▶ _Working data_
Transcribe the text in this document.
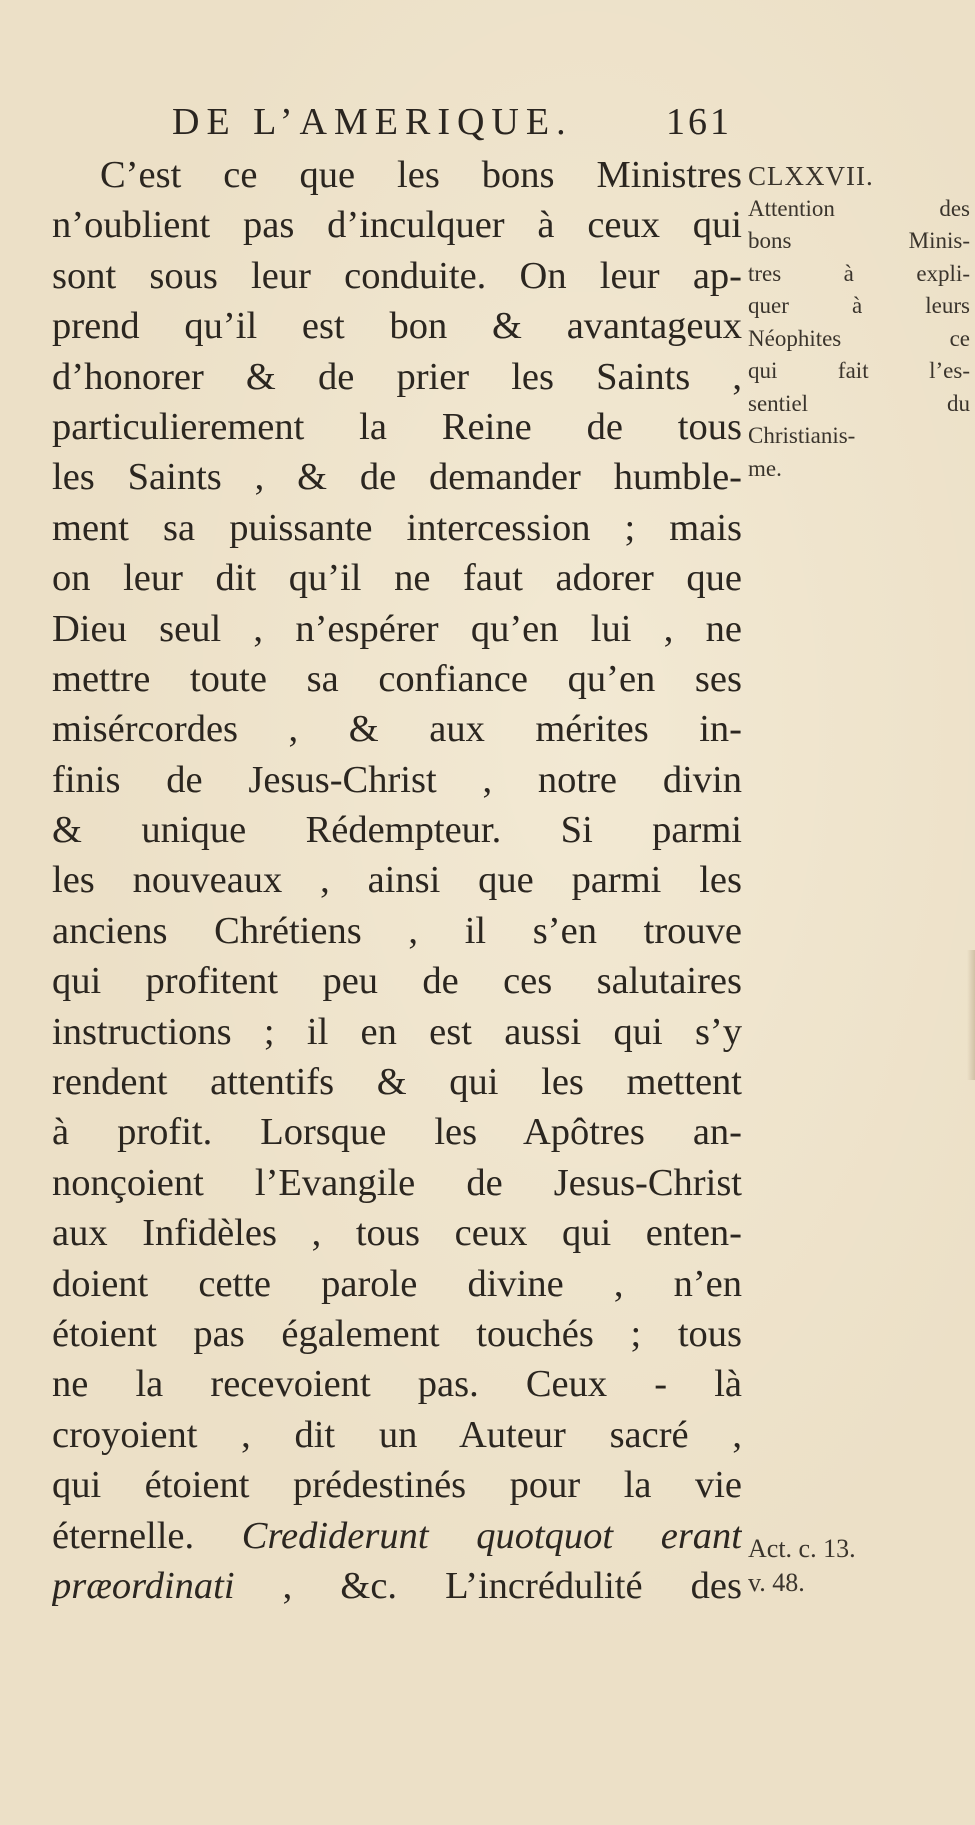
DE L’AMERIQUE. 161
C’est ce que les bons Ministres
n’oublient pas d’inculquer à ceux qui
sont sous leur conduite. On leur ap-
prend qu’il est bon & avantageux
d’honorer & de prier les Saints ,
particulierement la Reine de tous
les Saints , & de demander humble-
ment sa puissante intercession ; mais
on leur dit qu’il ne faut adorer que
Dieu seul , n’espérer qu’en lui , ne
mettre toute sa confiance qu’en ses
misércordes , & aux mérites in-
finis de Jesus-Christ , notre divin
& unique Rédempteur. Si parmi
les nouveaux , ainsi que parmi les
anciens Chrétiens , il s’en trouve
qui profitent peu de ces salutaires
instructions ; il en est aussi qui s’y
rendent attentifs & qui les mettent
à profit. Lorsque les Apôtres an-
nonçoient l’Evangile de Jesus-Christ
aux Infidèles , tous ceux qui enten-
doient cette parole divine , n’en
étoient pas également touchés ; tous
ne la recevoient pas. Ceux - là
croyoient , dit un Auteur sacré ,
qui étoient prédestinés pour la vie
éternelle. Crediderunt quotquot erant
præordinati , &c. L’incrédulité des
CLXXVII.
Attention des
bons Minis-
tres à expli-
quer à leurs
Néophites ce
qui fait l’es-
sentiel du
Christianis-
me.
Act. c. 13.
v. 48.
---
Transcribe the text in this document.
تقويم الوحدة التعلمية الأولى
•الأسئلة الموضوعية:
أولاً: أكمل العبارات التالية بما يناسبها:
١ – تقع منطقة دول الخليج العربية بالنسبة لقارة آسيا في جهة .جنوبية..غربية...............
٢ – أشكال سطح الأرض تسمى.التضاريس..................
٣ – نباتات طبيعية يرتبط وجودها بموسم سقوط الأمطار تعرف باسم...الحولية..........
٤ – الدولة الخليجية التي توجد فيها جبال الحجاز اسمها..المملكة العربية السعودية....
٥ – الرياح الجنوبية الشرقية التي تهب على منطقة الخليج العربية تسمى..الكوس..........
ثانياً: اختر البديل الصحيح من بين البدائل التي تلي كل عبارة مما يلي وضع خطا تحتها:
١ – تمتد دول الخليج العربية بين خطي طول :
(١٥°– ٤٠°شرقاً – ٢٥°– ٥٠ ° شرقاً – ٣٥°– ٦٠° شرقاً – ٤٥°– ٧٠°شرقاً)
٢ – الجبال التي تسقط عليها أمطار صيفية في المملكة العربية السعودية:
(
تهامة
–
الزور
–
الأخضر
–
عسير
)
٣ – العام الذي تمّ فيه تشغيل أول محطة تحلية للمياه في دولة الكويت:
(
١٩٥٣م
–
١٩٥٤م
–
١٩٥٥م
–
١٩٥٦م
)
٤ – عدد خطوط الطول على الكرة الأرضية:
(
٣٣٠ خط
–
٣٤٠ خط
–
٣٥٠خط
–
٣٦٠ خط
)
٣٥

▶ _What is needed_
Every line that holds the word "المملكة" should be extracted.

▶ _Complete response_
٤ – الدولة الخليجية التي توجد فيها جبال الحجاز اسمها..المملكة العربية السعودية....
٢ – الجبال التي تسقط عليها أمطار صيفية في المملكة العربية السعودية:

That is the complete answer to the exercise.